(Data items)
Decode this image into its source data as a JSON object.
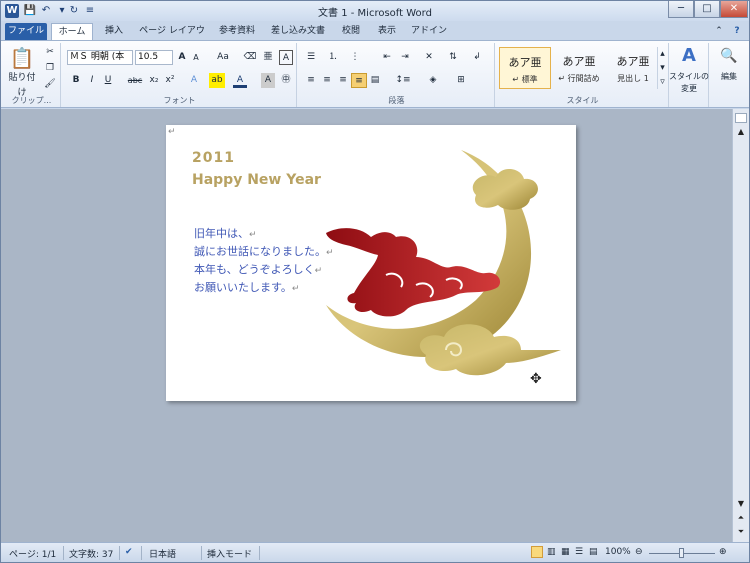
{
  "window": {
    "title": "文書 1 - Microsoft Word",
    "app_icon": "W"
  },
  "tabs": [
    {
      "label": "ファイル"
    },
    {
      "label": "ホーム"
    },
    {
      "label": "挿入"
    },
    {
      "label": "ページ レイアウト"
    },
    {
      "label": "参考資料"
    },
    {
      "label": "差し込み文書"
    },
    {
      "label": "校閲"
    },
    {
      "label": "表示"
    },
    {
      "label": "アドイン"
    }
  ],
  "ribbon": {
    "clipboard": {
      "paste_label": "貼り付け",
      "group_label": "クリップ..."
    },
    "font": {
      "font_name": "ＭＳ 明朝 (本",
      "font_size": "10.5",
      "group_label": "フォント",
      "change_case": "Aa",
      "bold": "B",
      "italic": "I",
      "underline": "U",
      "strike": "abc"
    },
    "paragraph": {
      "group_label": "段落"
    },
    "styles": {
      "group_label": "スタイル",
      "items": [
        {
          "preview": "あア亜",
          "name": "↵ 標準"
        },
        {
          "preview": "あア亜",
          "name": "↵ 行間詰め"
        },
        {
          "preview": "あア亜",
          "name": "見出し 1"
        }
      ],
      "change_styles_line1": "スタイルの",
      "change_styles_line2": "変更"
    },
    "editing": {
      "label": "編集"
    }
  },
  "document": {
    "line1": "2011",
    "line2": "Happy New Year",
    "greeting": [
      "旧年中は、",
      "誠にお世話になりました。",
      "本年も、どうぞよろしく",
      "お願いいたします。"
    ],
    "pilcrow": "↵"
  },
  "status": {
    "page": "ページ: 1/1",
    "words": "文字数: 37",
    "language": "日本語",
    "mode": "挿入モード",
    "zoom": "100%"
  },
  "colors": {
    "accent": "#2a5fa8",
    "gold": "#b8a262",
    "greeting_text": "#3f57b5",
    "rabbit": "#b0161d"
  }
}
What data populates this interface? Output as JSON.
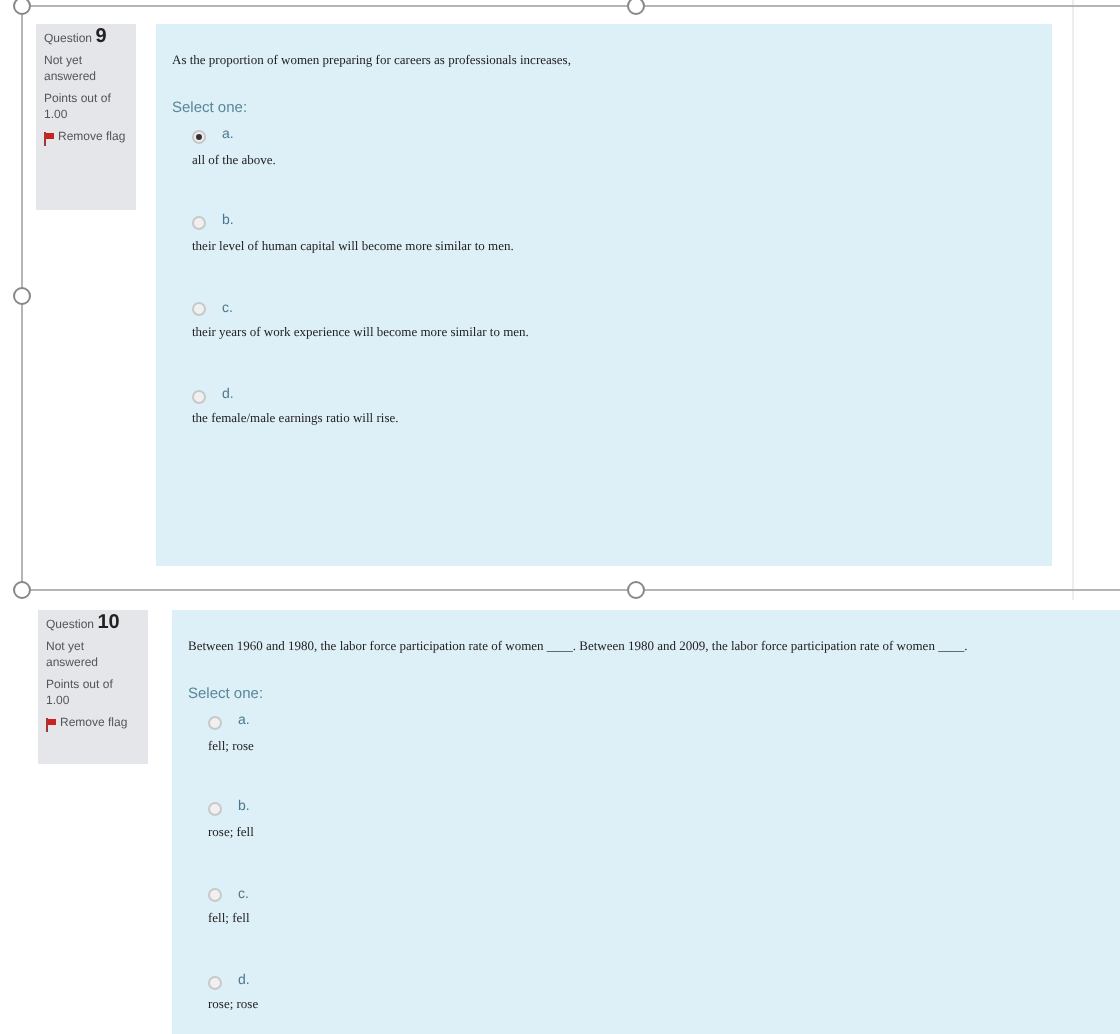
{
  "questions": [
    {
      "label": "Question",
      "number": "9",
      "status": "Not yet answered",
      "points": "Points out of 1.00",
      "flag": "Remove flag",
      "text": "As the proportion of women preparing for careers as professionals increases,",
      "prompt": "Select one:",
      "options": [
        {
          "letter": "a.",
          "text": "all of the above.",
          "selected": true
        },
        {
          "letter": "b.",
          "text": "their level of human capital will become more similar to men.",
          "selected": false
        },
        {
          "letter": "c.",
          "text": "their years of work experience will become more similar to men.",
          "selected": false
        },
        {
          "letter": "d.",
          "text": "the female/male earnings ratio will rise.",
          "selected": false
        }
      ]
    },
    {
      "label": "Question",
      "number": "10",
      "status": "Not yet answered",
      "points": "Points out of 1.00",
      "flag": "Remove flag",
      "text": "Between 1960 and 1980, the labor force participation rate of women ____. Between 1980 and 2009, the labor force participation rate of women ____.",
      "prompt": "Select one:",
      "options": [
        {
          "letter": "a.",
          "text": "fell; rose",
          "selected": false
        },
        {
          "letter": "b.",
          "text": "rose; fell",
          "selected": false
        },
        {
          "letter": "c.",
          "text": "fell; fell",
          "selected": false
        },
        {
          "letter": "d.",
          "text": "rose; rose",
          "selected": false
        }
      ]
    }
  ]
}
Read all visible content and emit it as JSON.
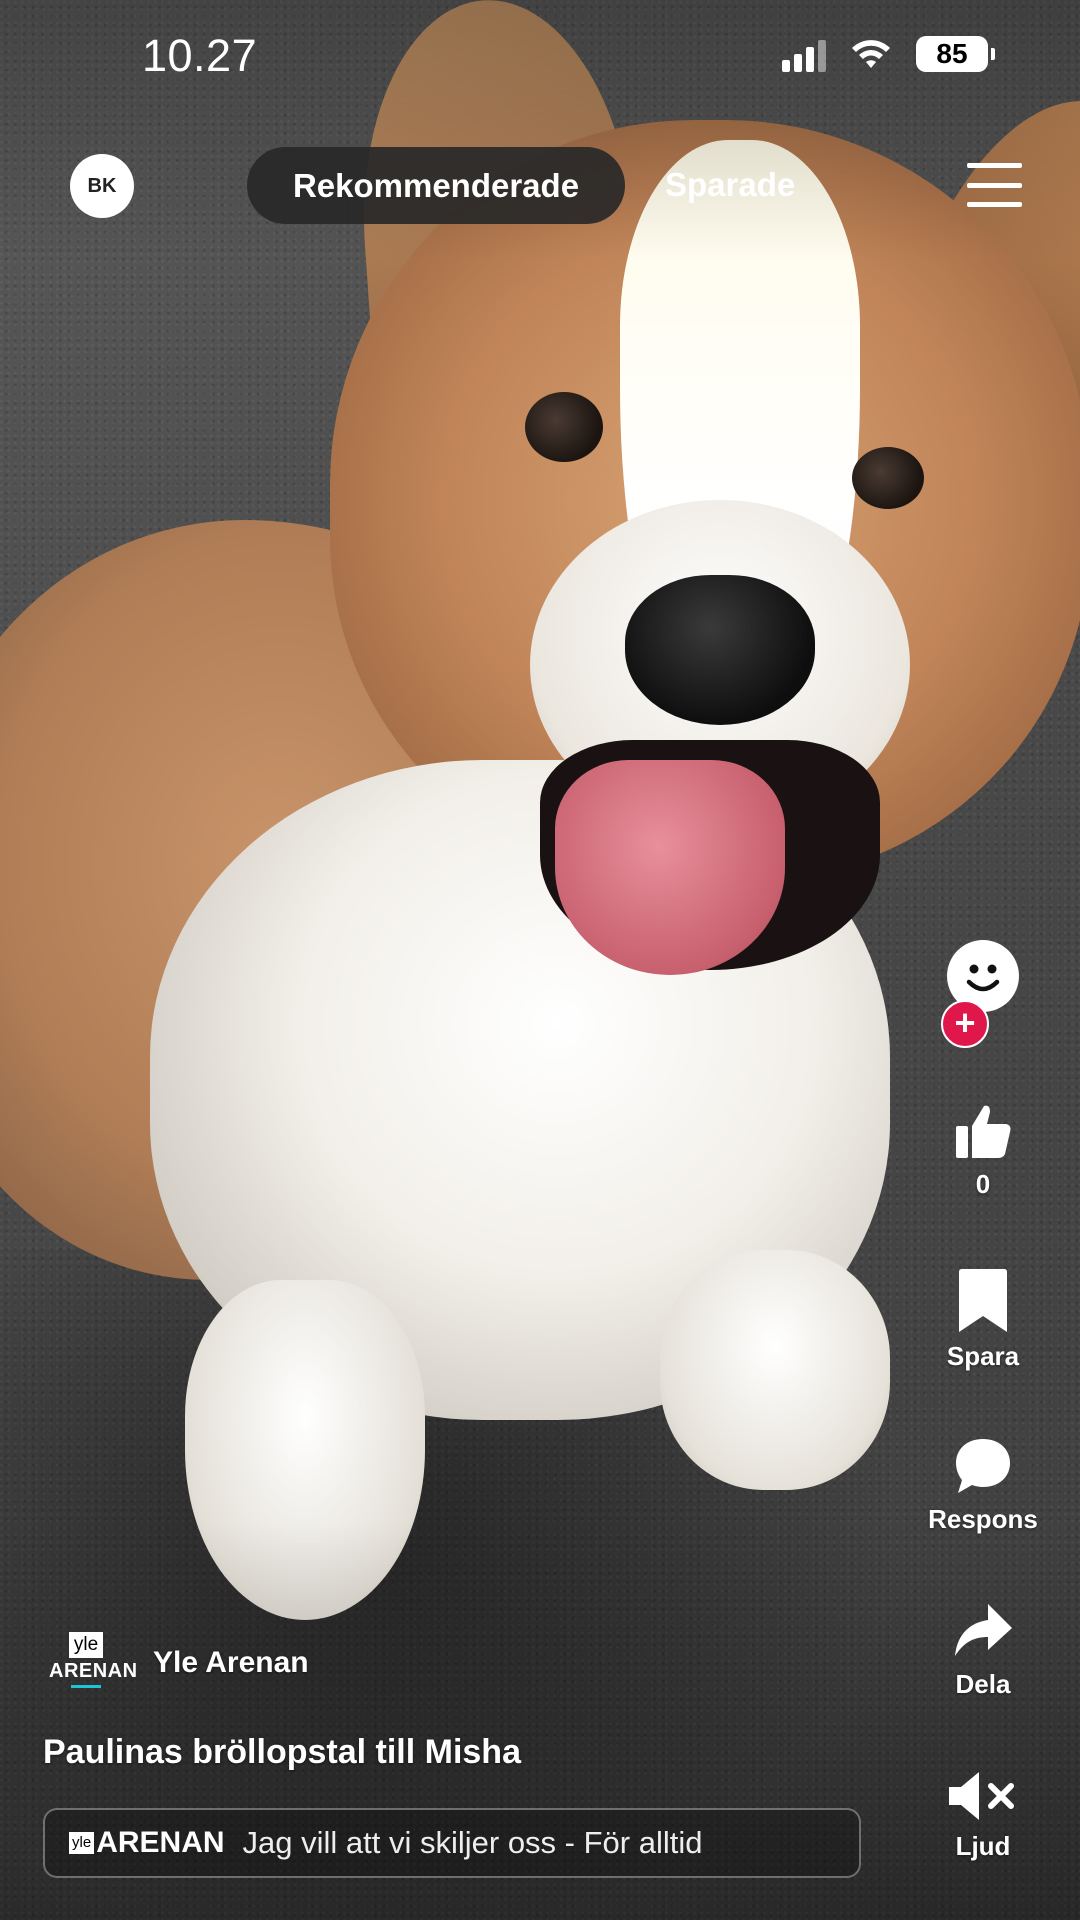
{
  "status_bar": {
    "time": "10.27",
    "battery": "85"
  },
  "top_nav": {
    "avatar_initials": "BK",
    "tabs": [
      {
        "label": "Rekommenderade",
        "active": true
      },
      {
        "label": "Sparade",
        "active": false
      }
    ]
  },
  "actions": {
    "like_count": "0",
    "save_label": "Spara",
    "respond_label": "Respons",
    "share_label": "Dela",
    "sound_label": "Ljud"
  },
  "video": {
    "channel_logo_top": "yle",
    "channel_logo_bottom": "ARENAN",
    "channel_name": "Yle Arenan",
    "title": "Paulinas bröllopstal till Misha"
  },
  "program_bar": {
    "logo_small": "yle",
    "logo_word": "ARENAN",
    "text": "Jag vill att vi skiljer oss - För alltid"
  },
  "colors": {
    "accent_pink": "#e0174a",
    "arena_cyan": "#1bc5d5"
  },
  "icons": [
    "wifi-icon",
    "signal-icon",
    "battery-icon",
    "menu-icon",
    "smiley-icon",
    "plus-icon",
    "thumbs-up-icon",
    "bookmark-icon",
    "chat-bubble-icon",
    "share-arrow-icon",
    "speaker-muted-icon"
  ]
}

• [Exercise]:
Pictures stay out; repeat all the rest of the records exactly.

• [Expected output]:
Decode this image into its source data as a JSON object.
{
  "window": {
    "title": "文書 1 - Microsoft Word",
    "app_icon": "W"
  },
  "tabs": [
    {
      "label": "ファイル"
    },
    {
      "label": "ホーム"
    },
    {
      "label": "挿入"
    },
    {
      "label": "ページ レイアウト"
    },
    {
      "label": "参考資料"
    },
    {
      "label": "差し込み文書"
    },
    {
      "label": "校閲"
    },
    {
      "label": "表示"
    },
    {
      "label": "アドイン"
    }
  ],
  "ribbon": {
    "clipboard": {
      "paste_label": "貼り付け",
      "group_label": "クリップ..."
    },
    "font": {
      "font_name": "ＭＳ 明朝 (本",
      "font_size": "10.5",
      "group_label": "フォント",
      "change_case": "Aa",
      "bold": "B",
      "italic": "I",
      "underline": "U",
      "strike": "abc"
    },
    "paragraph": {
      "group_label": "段落"
    },
    "styles": {
      "group_label": "スタイル",
      "items": [
        {
          "preview": "あア亜",
          "name": "↵ 標準"
        },
        {
          "preview": "あア亜",
          "name": "↵ 行間詰め"
        },
        {
          "preview": "あア亜",
          "name": "見出し 1"
        }
      ],
      "change_styles_line1": "スタイルの",
      "change_styles_line2": "変更"
    },
    "editing": {
      "label": "編集"
    }
  },
  "document": {
    "line1": "2011",
    "line2": "Happy New Year",
    "greeting": [
      "旧年中は、",
      "誠にお世話になりました。",
      "本年も、どうぞよろしく",
      "お願いいたします。"
    ],
    "pilcrow": "↵"
  },
  "status": {
    "page": "ページ: 1/1",
    "words": "文字数: 37",
    "language": "日本語",
    "mode": "挿入モード",
    "zoom": "100%"
  },
  "colors": {
    "accent": "#2a5fa8",
    "gold": "#b8a262",
    "greeting_text": "#3f57b5",
    "rabbit": "#b0161d"
  }
}
What data populates this interface? Output as JSON.
{
  "questions": [
    {
      "label": "Question",
      "number": "9",
      "status": "Not yet answered",
      "points": "Points out of 1.00",
      "flag": "Remove flag",
      "text": "As the proportion of women preparing for careers as professionals increases,",
      "prompt": "Select one:",
      "options": [
        {
          "letter": "a.",
          "text": "all of the above.",
          "selected": true
        },
        {
          "letter": "b.",
          "text": "their level of human capital will become more similar to men.",
          "selected": false
        },
        {
          "letter": "c.",
          "text": "their years of work experience will become more similar to men.",
          "selected": false
        },
        {
          "letter": "d.",
          "text": "the female/male earnings ratio will rise.",
          "selected": false
        }
      ]
    },
    {
      "label": "Question",
      "number": "10",
      "status": "Not yet answered",
      "points": "Points out of 1.00",
      "flag": "Remove flag",
      "text": "Between 1960 and 1980, the labor force participation rate of women ____. Between 1980 and 2009, the labor force participation rate of women ____.",
      "prompt": "Select one:",
      "options": [
        {
          "letter": "a.",
          "text": "fell; rose",
          "selected": false
        },
        {
          "letter": "b.",
          "text": "rose; fell",
          "selected": false
        },
        {
          "letter": "c.",
          "text": "fell; fell",
          "selected": false
        },
        {
          "letter": "d.",
          "text": "rose; rose",
          "selected": false
        }
      ]
    }
  ]
}
Read all visible content and emit it as JSON.
{
  "status_bar": {
    "time": "10.27",
    "battery": "85"
  },
  "top_nav": {
    "avatar_initials": "BK",
    "tabs": [
      {
        "label": "Rekommenderade",
        "active": true
      },
      {
        "label": "Sparade",
        "active": false
      }
    ]
  },
  "actions": {
    "like_count": "0",
    "save_label": "Spara",
    "respond_label": "Respons",
    "share_label": "Dela",
    "sound_label": "Ljud"
  },
  "video": {
    "channel_logo_top": "yle",
    "channel_logo_bottom": "ARENAN",
    "channel_name": "Yle Arenan",
    "title": "Paulinas bröllopstal till Misha"
  },
  "program_bar": {
    "logo_small": "yle",
    "logo_word": "ARENAN",
    "text": "Jag vill att vi skiljer oss - För alltid"
  },
  "colors": {
    "accent_pink": "#e0174a",
    "arena_cyan": "#1bc5d5"
  },
  "icons": [
    "wifi-icon",
    "signal-icon",
    "battery-icon",
    "menu-icon",
    "smiley-icon",
    "plus-icon",
    "thumbs-up-icon",
    "bookmark-icon",
    "chat-bubble-icon",
    "share-arrow-icon",
    "speaker-muted-icon"
  ]
}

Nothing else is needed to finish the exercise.